### 本文
↓

稽古場情報 昔は「3年目の浮気」が好きでよく歌っていた

ふと執筆の途中で、昔の日記を読む機会があった。
調べものついでに、目に入ったのだ。

「3年待ってください」



3年と半年前に奄美大島に帰った時に、兄や妹や母親に実家に帰ってこいと散々言われた。
僕は実際迷っていた。
かなり本気で実家に帰ろうとさえ、思った。
何故ならその時期の僕は、それほど身体の調子が良くなかったからだ。

しかし僕は帰らなかった。

ただ兄と約束をした。

もし3年踏んばってみて、自分の“帰らない意味”がやはり届かないものだとしたら、その時は躊躇なく、帰るから、と。 

何故3年なのかはワカラナイ。
特に意味もない。
世間一般的なヒトクギリを言っただけだった。

それでもやはり3年には意味があった。

僕は十何年かぶりに奄美大島に帰ったことで、ギリギリ3年を踏んばるエネルギーを、奄美の海と空から貰ってきた。
残念ながら、山までは行く時間はなかった。
僕にとって山は、森は、圧倒的な意味を持っている。

その時行っていれば、さらなるエネルギーを貰えていたかもしれない。
それほど僕の心は森に身を寄せている。

何はともあれ、僕は島から貰った力をタズサエテ、また東京に戻ってきた。

そう深海へ。

5年前から僕にとって東京は深海だった。
島から船出した僕はいつの間にか“遠く”ではなく、“深く”へ向かっていた。

そこに再び、戻る。
そして奄美から持ち帰った力を少しずつ大切に使いながら、ずっと海の底を歩いていた。

↑

### 課題
本文の「僕は十何年かぶりに奄美大島に」から「何はともあれ、僕は島から貰った力をタズサエテ、また東京に戻ってきた。」までを、一字も変えずに書き写してください。 このあとに続く行は、本文とは別の資料です。

### データ行
↓

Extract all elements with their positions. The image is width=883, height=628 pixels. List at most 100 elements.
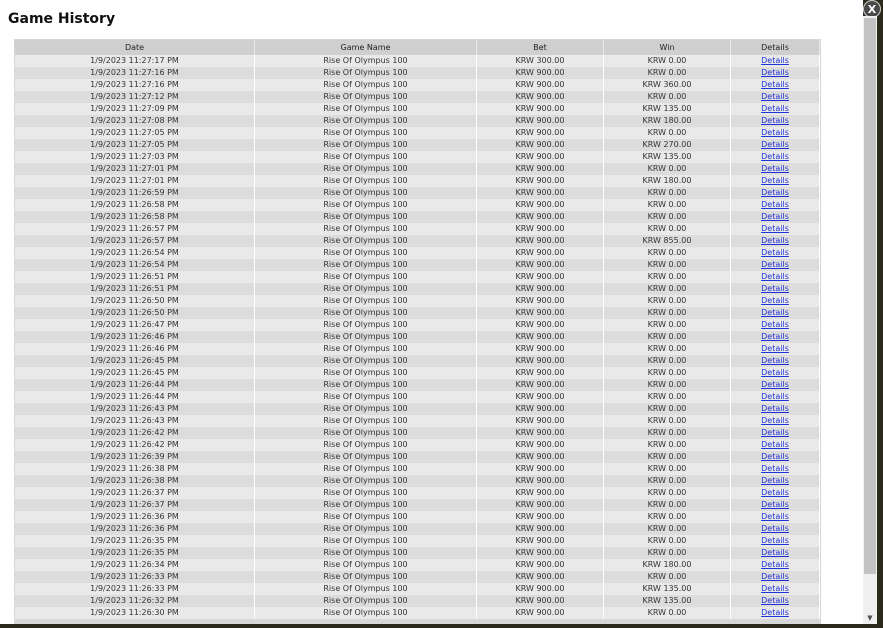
date-cell: 1/9/2023 11:26:44 PM [15,391,255,403]
details-link[interactable]: Details [761,452,789,461]
column-header-date[interactable]: Date [15,40,255,55]
bet-cell: KRW 900.00 [477,115,604,127]
bet-cell: KRW 900.00 [477,523,604,535]
win-cell: KRW 0.00 [604,127,731,139]
details-link[interactable]: Details [761,512,789,521]
dialog-title: Game History [8,11,116,27]
date-cell: 1/9/2023 11:26:32 PM [15,595,255,607]
date-cell: 1/9/2023 11:26:47 PM [15,319,255,331]
details-link[interactable]: Details [761,104,789,113]
details-link[interactable]: Details [761,560,789,569]
scrollbar-thumb[interactable] [864,18,876,574]
details-link[interactable]: Details [761,248,789,257]
game-name-cell: Rise Of Olympus 100 [255,547,477,559]
win-cell: KRW 0.00 [604,475,731,487]
win-cell: KRW 0.00 [604,331,731,343]
table-row: 1/9/2023 11:27:16 PM Rise Of Olympus 100 K… [15,67,820,79]
details-link[interactable]: Details [761,608,789,617]
bet-cell: KRW 900.00 [477,271,604,283]
date-cell: 1/9/2023 11:26:37 PM [15,499,255,511]
bet-cell: KRW 900.00 [477,559,604,571]
details-cell: Details [731,487,820,499]
game-name-cell: Rise Of Olympus 100 [255,331,477,343]
details-link[interactable]: Details [761,296,789,305]
vertical-scrollbar[interactable]: ▼ [863,16,877,624]
details-link[interactable]: Details [761,308,789,317]
details-link[interactable]: Details [761,596,789,605]
details-link[interactable]: Details [761,488,789,497]
date-cell: 1/9/2023 11:27:12 PM [15,91,255,103]
details-link[interactable]: Details [761,236,789,245]
details-link[interactable]: Details [761,56,789,65]
details-link[interactable]: Details [761,128,789,137]
details-link[interactable]: Details [761,68,789,77]
details-link[interactable]: Details [761,368,789,377]
details-link[interactable]: Details [761,260,789,269]
table-row: 1/9/2023 11:26:51 PM Rise Of Olympus 100 K… [15,283,820,295]
details-link[interactable]: Details [761,440,789,449]
details-link[interactable]: Details [761,140,789,149]
details-link[interactable]: Details [761,500,789,509]
column-header-win[interactable]: Win [604,40,731,55]
details-link[interactable]: Details [761,116,789,125]
details-link[interactable]: Details [761,524,789,533]
details-link[interactable]: Details [761,548,789,557]
details-cell: Details [731,79,820,91]
details-cell: Details [731,511,820,523]
details-link[interactable]: Details [761,536,789,545]
details-cell: Details [731,355,820,367]
win-cell: KRW 0.00 [604,271,731,283]
details-link[interactable]: Details [761,584,789,593]
win-cell: KRW 0.00 [604,223,731,235]
details-link[interactable]: Details [761,176,789,185]
win-cell: KRW 855.00 [604,235,731,247]
details-link[interactable]: Details [761,272,789,281]
chevron-down-icon[interactable]: ▼ [865,614,875,622]
details-link[interactable]: Details [761,404,789,413]
details-link[interactable]: Details [761,392,789,401]
bet-cell: KRW 900.00 [477,547,604,559]
win-cell: KRW 135.00 [604,595,731,607]
details-link[interactable]: Details [761,224,789,233]
details-link[interactable]: Details [761,464,789,473]
date-cell: 1/9/2023 11:26:50 PM [15,295,255,307]
details-link[interactable]: Details [761,200,789,209]
details-link[interactable]: Details [761,284,789,293]
details-cell: Details [731,319,820,331]
details-link[interactable]: Details [761,428,789,437]
win-cell: KRW 0.00 [604,187,731,199]
details-link[interactable]: Details [761,188,789,197]
details-link[interactable]: Details [761,380,789,389]
game-name-cell: Rise Of Olympus 100 [255,559,477,571]
details-link[interactable]: Details [761,344,789,353]
details-link[interactable]: Details [761,80,789,89]
column-header-bet[interactable]: Bet [477,40,604,55]
bet-cell: KRW 900.00 [477,403,604,415]
game-name-cell: Rise Of Olympus 100 [255,319,477,331]
bet-cell: KRW 900.00 [477,487,604,499]
date-cell: 1/9/2023 11:27:08 PM [15,115,255,127]
details-cell: Details [731,307,820,319]
win-cell: KRW 0.00 [604,199,731,211]
details-link[interactable]: Details [761,212,789,221]
table-row: 1/9/2023 11:26:34 PM Rise Of Olympus 100 K… [15,559,820,571]
details-link[interactable]: Details [761,356,789,365]
details-link[interactable]: Details [761,476,789,485]
date-cell: 1/9/2023 11:27:01 PM [15,175,255,187]
details-link[interactable]: Details [761,152,789,161]
details-link[interactable]: Details [761,416,789,425]
bet-cell: KRW 900.00 [477,583,604,595]
table-row: 1/9/2023 11:26:59 PM Rise Of Olympus 100 K… [15,187,820,199]
details-link[interactable]: Details [761,92,789,101]
details-link[interactable]: Details [761,164,789,173]
table-row: 1/9/2023 11:26:50 PM Rise Of Olympus 100 K… [15,295,820,307]
details-cell: Details [731,415,820,427]
table-row: 1/9/2023 11:27:16 PM Rise Of Olympus 100 K… [15,79,820,91]
win-cell: KRW 0.00 [604,451,731,463]
column-header-game-name[interactable]: Game Name [255,40,477,55]
bet-cell: KRW 900.00 [477,343,604,355]
details-link[interactable]: Details [761,332,789,341]
details-link[interactable]: Details [761,572,789,581]
table-header-row: Date Game Name Bet Win Details [15,40,820,55]
details-link[interactable]: Details [761,320,789,329]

↑

### 回答
僕は十何年かぶりに奄美大島に帰ったことで、ギリギリ3年を踏んばるエネルギーを、奄美の海と空から貰ってきた。
残念ながら、山までは行く時間はなかった。
僕にとって山は、森は、圧倒的な意味を持っている。

その時行っていれば、さらなるエネルギーを貰えていたかもしれない。
それほど僕の心は森に身を寄せている。

何はともあれ、僕は島から貰った力をタズサエテ、また東京に戻ってきた。